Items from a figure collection
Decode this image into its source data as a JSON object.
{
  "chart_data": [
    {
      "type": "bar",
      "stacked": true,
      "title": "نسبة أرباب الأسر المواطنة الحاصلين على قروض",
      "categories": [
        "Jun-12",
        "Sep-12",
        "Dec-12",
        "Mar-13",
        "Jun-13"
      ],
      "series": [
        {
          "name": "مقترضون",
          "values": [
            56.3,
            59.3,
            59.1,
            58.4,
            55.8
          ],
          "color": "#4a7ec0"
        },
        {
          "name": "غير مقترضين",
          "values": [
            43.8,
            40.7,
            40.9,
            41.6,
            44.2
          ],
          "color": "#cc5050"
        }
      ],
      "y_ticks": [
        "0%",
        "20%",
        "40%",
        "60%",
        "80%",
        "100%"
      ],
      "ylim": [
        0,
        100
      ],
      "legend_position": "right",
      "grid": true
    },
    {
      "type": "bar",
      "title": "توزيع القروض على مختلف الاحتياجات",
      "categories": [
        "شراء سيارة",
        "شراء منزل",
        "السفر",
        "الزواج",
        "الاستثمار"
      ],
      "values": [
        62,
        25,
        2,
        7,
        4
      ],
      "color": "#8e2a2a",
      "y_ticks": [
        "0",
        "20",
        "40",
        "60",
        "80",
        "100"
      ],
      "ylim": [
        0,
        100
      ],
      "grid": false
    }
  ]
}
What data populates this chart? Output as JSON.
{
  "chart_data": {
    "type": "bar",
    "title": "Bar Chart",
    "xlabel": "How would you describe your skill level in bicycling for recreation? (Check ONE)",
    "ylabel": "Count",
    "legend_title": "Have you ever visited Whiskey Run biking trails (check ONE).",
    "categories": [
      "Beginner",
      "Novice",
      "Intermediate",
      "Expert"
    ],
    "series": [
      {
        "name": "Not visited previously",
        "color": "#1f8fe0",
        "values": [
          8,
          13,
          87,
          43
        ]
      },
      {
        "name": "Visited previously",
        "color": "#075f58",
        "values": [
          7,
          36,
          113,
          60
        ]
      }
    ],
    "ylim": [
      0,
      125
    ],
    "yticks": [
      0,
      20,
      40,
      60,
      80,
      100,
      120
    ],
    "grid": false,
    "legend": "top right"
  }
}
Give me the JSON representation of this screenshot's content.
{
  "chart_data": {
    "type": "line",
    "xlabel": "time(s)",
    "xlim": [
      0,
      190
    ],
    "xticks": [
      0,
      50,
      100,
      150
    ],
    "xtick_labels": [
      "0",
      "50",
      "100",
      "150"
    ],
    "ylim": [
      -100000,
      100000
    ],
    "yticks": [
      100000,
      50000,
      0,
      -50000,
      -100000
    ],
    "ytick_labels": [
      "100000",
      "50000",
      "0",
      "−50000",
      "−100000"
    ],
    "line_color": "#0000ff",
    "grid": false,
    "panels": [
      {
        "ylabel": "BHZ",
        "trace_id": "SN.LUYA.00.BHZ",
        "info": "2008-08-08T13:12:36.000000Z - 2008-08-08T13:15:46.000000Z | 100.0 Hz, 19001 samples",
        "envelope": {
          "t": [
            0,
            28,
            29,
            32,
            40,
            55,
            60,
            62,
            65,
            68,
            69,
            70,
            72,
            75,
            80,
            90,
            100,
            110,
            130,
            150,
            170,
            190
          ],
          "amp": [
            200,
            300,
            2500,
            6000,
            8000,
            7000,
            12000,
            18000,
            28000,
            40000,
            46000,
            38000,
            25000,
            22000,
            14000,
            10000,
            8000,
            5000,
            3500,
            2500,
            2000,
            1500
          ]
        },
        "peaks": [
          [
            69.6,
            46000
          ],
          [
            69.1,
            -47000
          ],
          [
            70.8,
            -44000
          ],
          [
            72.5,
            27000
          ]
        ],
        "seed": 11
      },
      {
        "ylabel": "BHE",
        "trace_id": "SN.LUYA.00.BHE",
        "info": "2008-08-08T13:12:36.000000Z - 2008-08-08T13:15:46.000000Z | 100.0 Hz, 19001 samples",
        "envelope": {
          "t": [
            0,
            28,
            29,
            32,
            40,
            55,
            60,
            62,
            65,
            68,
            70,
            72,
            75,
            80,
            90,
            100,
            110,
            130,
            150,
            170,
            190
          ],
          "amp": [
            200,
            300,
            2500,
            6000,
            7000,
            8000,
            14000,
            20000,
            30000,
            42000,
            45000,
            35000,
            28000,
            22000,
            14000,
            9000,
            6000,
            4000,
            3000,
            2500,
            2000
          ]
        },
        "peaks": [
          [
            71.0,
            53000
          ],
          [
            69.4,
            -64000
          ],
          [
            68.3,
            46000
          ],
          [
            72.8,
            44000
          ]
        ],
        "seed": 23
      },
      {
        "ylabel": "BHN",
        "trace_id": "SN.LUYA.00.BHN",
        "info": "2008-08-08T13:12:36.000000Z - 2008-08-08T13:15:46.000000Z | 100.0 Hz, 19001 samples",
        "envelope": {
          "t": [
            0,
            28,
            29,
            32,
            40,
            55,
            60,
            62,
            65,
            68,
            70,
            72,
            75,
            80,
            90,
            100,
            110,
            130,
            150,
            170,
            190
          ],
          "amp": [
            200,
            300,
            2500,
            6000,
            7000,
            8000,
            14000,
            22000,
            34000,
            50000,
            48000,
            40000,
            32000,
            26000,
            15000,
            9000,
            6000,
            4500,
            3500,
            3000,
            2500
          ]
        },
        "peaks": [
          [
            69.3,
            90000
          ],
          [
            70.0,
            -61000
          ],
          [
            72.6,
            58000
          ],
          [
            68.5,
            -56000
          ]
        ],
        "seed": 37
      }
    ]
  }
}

## Written task
Copy out every line where the word "this" occurs.

## Answer to the problem
Decode this image into its source data as a JSON object.
What data populates this chart? Output as JSON.
Give me the JSON representation of this screenshot's content.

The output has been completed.